------ Provided information ------
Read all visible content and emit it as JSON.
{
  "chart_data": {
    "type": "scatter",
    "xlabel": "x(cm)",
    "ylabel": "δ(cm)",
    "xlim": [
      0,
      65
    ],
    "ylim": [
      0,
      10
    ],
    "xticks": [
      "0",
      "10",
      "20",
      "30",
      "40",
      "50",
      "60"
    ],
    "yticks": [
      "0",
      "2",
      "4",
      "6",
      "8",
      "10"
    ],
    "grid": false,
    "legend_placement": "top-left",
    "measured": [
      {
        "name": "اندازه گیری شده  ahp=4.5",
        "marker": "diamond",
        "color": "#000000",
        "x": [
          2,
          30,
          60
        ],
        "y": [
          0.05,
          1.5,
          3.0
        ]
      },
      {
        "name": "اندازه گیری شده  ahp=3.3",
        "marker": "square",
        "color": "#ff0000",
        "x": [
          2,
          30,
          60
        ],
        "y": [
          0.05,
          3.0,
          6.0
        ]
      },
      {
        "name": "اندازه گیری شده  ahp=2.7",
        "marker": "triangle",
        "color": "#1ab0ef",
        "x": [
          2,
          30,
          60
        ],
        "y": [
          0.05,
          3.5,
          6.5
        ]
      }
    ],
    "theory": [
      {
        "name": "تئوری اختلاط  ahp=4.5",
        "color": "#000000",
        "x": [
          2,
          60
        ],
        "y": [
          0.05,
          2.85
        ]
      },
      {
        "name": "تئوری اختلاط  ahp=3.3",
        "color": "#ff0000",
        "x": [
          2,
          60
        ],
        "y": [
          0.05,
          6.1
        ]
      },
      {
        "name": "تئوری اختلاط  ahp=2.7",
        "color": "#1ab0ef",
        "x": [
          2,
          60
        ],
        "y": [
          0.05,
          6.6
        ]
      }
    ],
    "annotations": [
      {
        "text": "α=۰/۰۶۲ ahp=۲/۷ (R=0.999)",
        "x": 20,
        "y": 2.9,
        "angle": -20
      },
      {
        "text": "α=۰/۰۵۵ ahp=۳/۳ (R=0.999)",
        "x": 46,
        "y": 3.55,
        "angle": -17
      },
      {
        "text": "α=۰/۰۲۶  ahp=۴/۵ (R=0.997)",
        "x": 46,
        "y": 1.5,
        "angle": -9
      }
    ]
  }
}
------
Job | Using the listing above, show each line holding the string "name".

Output for this task |
        "name": "اندازه گیری شده  ahp=4.5",
        "name": "اندازه گیری شده  ahp=3.3",
        "name": "اندازه گیری شده  ahp=2.7",
        "name": "تئوری اختلاط  ahp=4.5",
        "name": "تئوری اختلاط  ahp=3.3",
        "name": "تئوری اختلاط  ahp=2.7",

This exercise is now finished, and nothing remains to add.